Part of a data file:

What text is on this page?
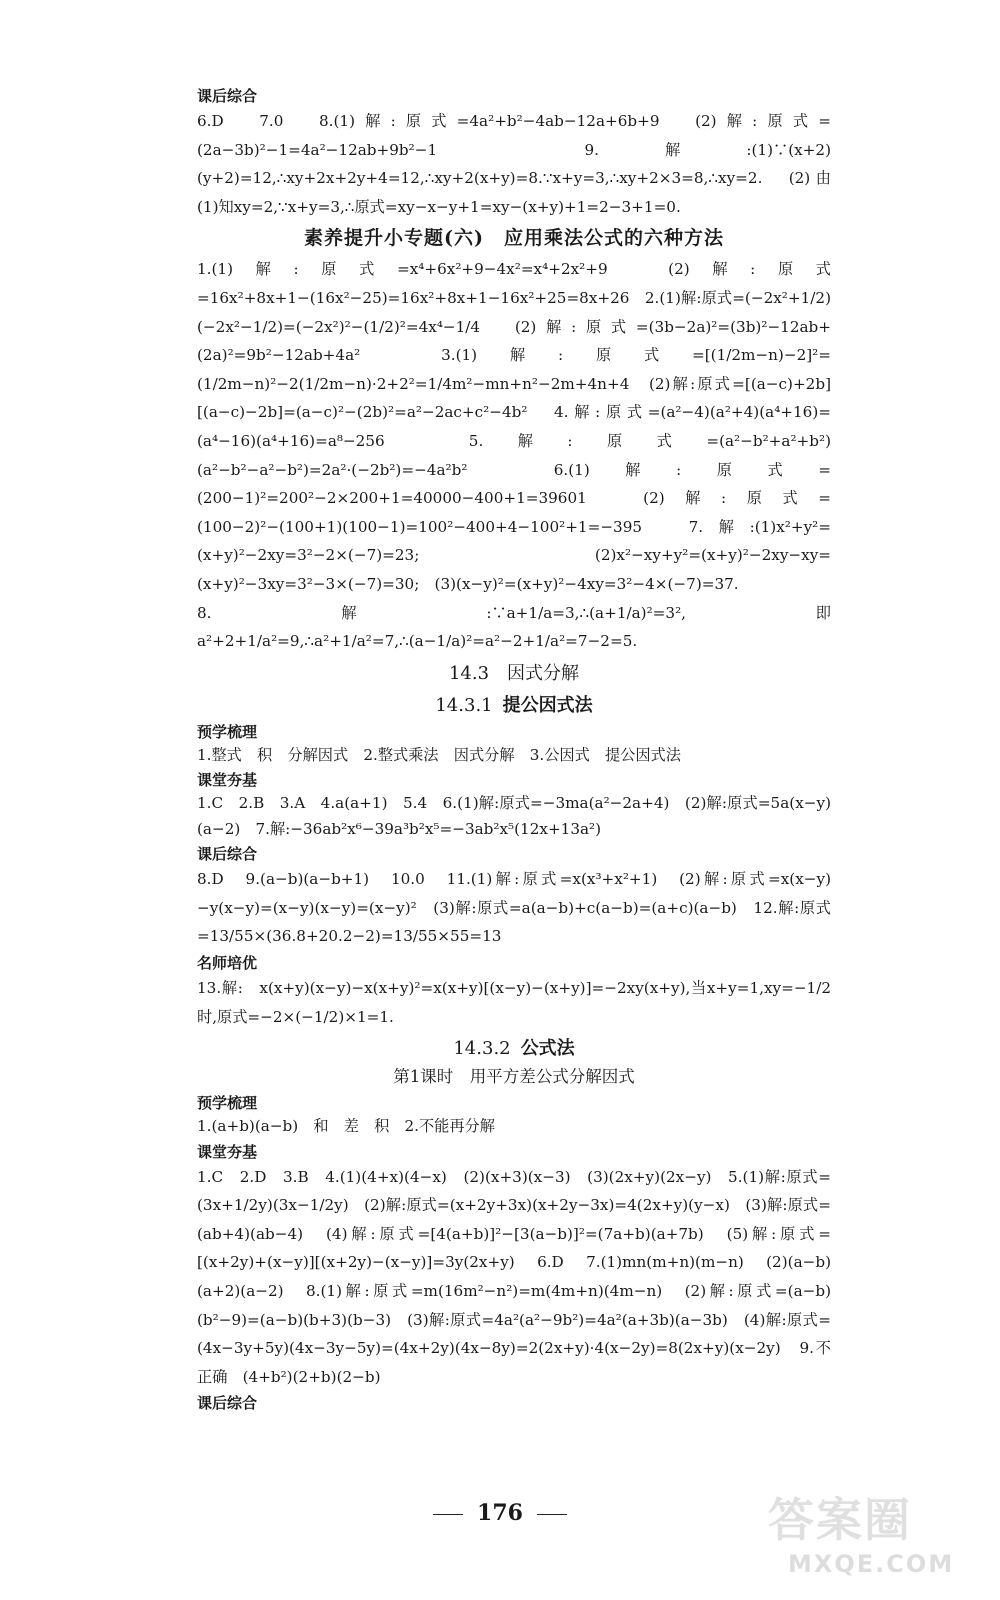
课后综合

6.D　7.0　8.(1)解:原式=4a²+b²−4ab−12a+6b+9　(2)解:原式=(2a−3b)²−1=4a²−12ab+9b²−1　9.解:(1)∵(x+2)(y+2)=12,∴xy+2x+2y+4=12,∴xy+2(x+y)=8.∵x+y=3,∴xy+2×3=8,∴xy=2.　(2)由(1)知xy=2,∵x+y=3,∴原式=xy−x−y+1=xy−(x+y)+1=2−3+1=0.

素养提升小专题(六)　应用乘法公式的六种方法

1.(1)解:原式=x⁴+6x²+9−4x²=x⁴+2x²+9　(2)解:原式=16x²+8x+1−(16x²−25)=16x²+8x+1−16x²+25=8x+26　2.(1)解:原式=(−2x²+1/2)(−2x²−1/2)=(−2x²)²−(1/2)²=4x⁴−1/4　(2)解:原式=(3b−2a)²=(3b)²−12ab+(2a)²=9b²−12ab+4a²　3.(1)解:原式=[(1/2m−n)−2]²=(1/2m−n)²−2(1/2m−n)·2+2²=1/4m²−mn+n²−2m+4n+4　(2)解:原式=[(a−c)+2b][(a−c)−2b]=(a−c)²−(2b)²=a²−2ac+c²−4b²　4.解:原式=(a²−4)(a²+4)(a⁴+16)=(a⁴−16)(a⁴+16)=a⁸−256　5.解:原式=(a²−b²+a²+b²)(a²−b²−a²−b²)=2a²·(−2b²)=−4a²b²　6.(1)解:原式=(200−1)²=200²−2×200+1=40000−400+1=39601　(2)解:原式=(100−2)²−(100+1)(100−1)=100²−400+4−100²+1=−395　7.解:(1)x²+y²=(x+y)²−2xy=3²−2×(−7)=23;　(2)x²−xy+y²=(x+y)²−2xy−xy=(x+y)²−3xy=3²−3×(−7)=30;　(3)(x−y)²=(x+y)²−4xy=3²−4×(−7)=37.

8.解:∵a+1/a=3,∴(a+1/a)²=3²,即a²+2+1/a²=9,∴a²+1/a²=7,∴(a−1/a)²=a²−2+1/a²=7−2=5.

14.3　因式分解
14.3.1 提公因式法
预学梳理

1.整式　积　分解因式　2.整式乘法　因式分解　3.公因式　提公因式法

课堂夯基

1.C　2.B　3.A　4.a(a+1)　5.4　6.(1)解:原式=−3ma(a²−2a+4)　(2)解:原式=5a(x−y)(a−2)　7.解:−36ab²x⁶−39a³b²x⁵=−3ab²x⁵(12x+13a²)

课后综合

8.D　9.(a−b)(a−b+1)　10.0　11.(1)解:原式=x(x³+x²+1)　(2)解:原式=x(x−y)−y(x−y)=(x−y)(x−y)=(x−y)²　(3)解:原式=a(a−b)+c(a−b)=(a+c)(a−b)　12.解:原式=13/55×(36.8+20.2−2)=13/55×55=13

名师培优

13.解:　x(x+y)(x−y)−x(x+y)²=x(x+y)[(x−y)−(x+y)]=−2xy(x+y),当x+y=1,xy=−1/2时,原式=−2×(−1/2)×1=1.

14.3.2 公式法
第1课时　用平方差公式分解因式
预学梳理

1.(a+b)(a−b)　和　差　积　2.不能再分解

课堂夯基

1.C　2.D　3.B　4.(1)(4+x)(4−x)　(2)(x+3)(x−3)　(3)(2x+y)(2x−y)　5.(1)解:原式=(3x+1/2y)(3x−1/2y)　(2)解:原式=(x+2y+3x)(x+2y−3x)=4(2x+y)(y−x)　(3)解:原式=(ab+4)(ab−4)　(4)解:原式=[4(a+b)]²−[3(a−b)]²=(7a+b)(a+7b)　(5)解:原式=[(x+2y)+(x−y)][(x+2y)−(x−y)]=3y(2x+y)　6.D　7.(1)mn(m+n)(m−n)　(2)(a−b)(a+2)(a−2)　8.(1)解:原式=m(16m²−n²)=m(4m+n)(4m−n)　(2)解:原式=(a−b)(b²−9)=(a−b)(b+3)(b−3)　(3)解:原式=4a²(a²−9b²)=4a²(a+3b)(a−3b)　(4)解:原式=(4x−3y+5y)(4x−3y−5y)=(4x+2y)(4x−8y)=2(2x+y)·4(x−2y)=8(2x+y)(x−2y)　9.不正确　(4+b²)(2+b)(2−b)

课后综合
176	答案圈
MXQE.COM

* **Directions**
Each line of the data should be quoted exactly, with pictures left out.

* **Task solution**
What text is on this page?
课后综合

6.D　7.0　8.(1)解:原式=4a²+b²−4ab−12a+6b+9　(2)解:原式=(2a−3b)²−1=4a²−12ab+9b²−1　9.解:(1)∵(x+2)(y+2)=12,∴xy+2x+2y+4=12,∴xy+2(x+y)=8.∵x+y=3,∴xy+2×3=8,∴xy=2.　(2)由(1)知xy=2,∵x+y=3,∴原式=xy−x−y+1=xy−(x+y)+1=2−3+1=0.

素养提升小专题(六)　应用乘法公式的六种方法

1.(1)解:原式=x⁴+6x²+9−4x²=x⁴+2x²+9　(2)解:原式=16x²+8x+1−(16x²−25)=16x²+8x+1−16x²+25=8x+26　2.(1)解:原式=(−2x²+1/2)(−2x²−1/2)=(−2x²)²−(1/2)²=4x⁴−1/4　(2)解:原式=(3b−2a)²=(3b)²−12ab+(2a)²=9b²−12ab+4a²　3.(1)解:原式=[(1/2m−n)−2]²=(1/2m−n)²−2(1/2m−n)·2+2²=1/4m²−mn+n²−2m+4n+4　(2)解:原式=[(a−c)+2b][(a−c)−2b]=(a−c)²−(2b)²=a²−2ac+c²−4b²　4.解:原式=(a²−4)(a²+4)(a⁴+16)=(a⁴−16)(a⁴+16)=a⁸−256　5.解:原式=(a²−b²+a²+b²)(a²−b²−a²−b²)=2a²·(−2b²)=−4a²b²　6.(1)解:原式=(200−1)²=200²−2×200+1=40000−400+1=39601　(2)解:原式=(100−2)²−(100+1)(100−1)=100²−400+4−100²+1=−395　7.解:(1)x²+y²=(x+y)²−2xy=3²−2×(−7)=23;　(2)x²−xy+y²=(x+y)²−2xy−xy=(x+y)²−3xy=3²−3×(−7)=30;　(3)(x−y)²=(x+y)²−4xy=3²−4×(−7)=37.

8.解:∵a+1/a=3,∴(a+1/a)²=3²,即a²+2+1/a²=9,∴a²+1/a²=7,∴(a−1/a)²=a²−2+1/a²=7−2=5.

14.3　因式分解
14.3.1 提公因式法
预学梳理

1.整式　积　分解因式　2.整式乘法　因式分解　3.公因式　提公因式法

课堂夯基

1.C　2.B　3.A　4.a(a+1)　5.4　6.(1)解:原式=−3ma(a²−2a+4)　(2)解:原式=5a(x−y)(a−2)　7.解:−36ab²x⁶−39a³b²x⁵=−3ab²x⁵(12x+13a²)

课后综合

8.D　9.(a−b)(a−b+1)　10.0　11.(1)解:原式=x(x³+x²+1)　(2)解:原式=x(x−y)−y(x−y)=(x−y)(x−y)=(x−y)²　(3)解:原式=a(a−b)+c(a−b)=(a+c)(a−b)　12.解:原式=13/55×(36.8+20.2−2)=13/55×55=13

名师培优

13.解:　x(x+y)(x−y)−x(x+y)²=x(x+y)[(x−y)−(x+y)]=−2xy(x+y),当x+y=1,xy=−1/2时,原式=−2×(−1/2)×1=1.

14.3.2 公式法
第1课时　用平方差公式分解因式
预学梳理

1.(a+b)(a−b)　和　差　积　2.不能再分解

课堂夯基

1.C　2.D　3.B　4.(1)(4+x)(4−x)　(2)(x+3)(x−3)　(3)(2x+y)(2x−y)　5.(1)解:原式=(3x+1/2y)(3x−1/2y)　(2)解:原式=(x+2y+3x)(x+2y−3x)=4(2x+y)(y−x)　(3)解:原式=(ab+4)(ab−4)　(4)解:原式=[4(a+b)]²−[3(a−b)]²=(7a+b)(a+7b)　(5)解:原式=[(x+2y)+(x−y)][(x+2y)−(x−y)]=3y(2x+y)　6.D　7.(1)mn(m+n)(m−n)　(2)(a−b)(a+2)(a−2)　8.(1)解:原式=m(16m²−n²)=m(4m+n)(4m−n)　(2)解:原式=(a−b)(b²−9)=(a−b)(b+3)(b−3)　(3)解:原式=4a²(a²−9b²)=4a²(a+3b)(a−3b)　(4)解:原式=(4x−3y+5y)(4x−3y−5y)=(4x+2y)(4x−8y)=2(2x+y)·4(x−2y)=8(2x+y)(x−2y)　9.不正确　(4+b²)(2+b)(2−b)

课后综合
176	答案圈
MXQE.COM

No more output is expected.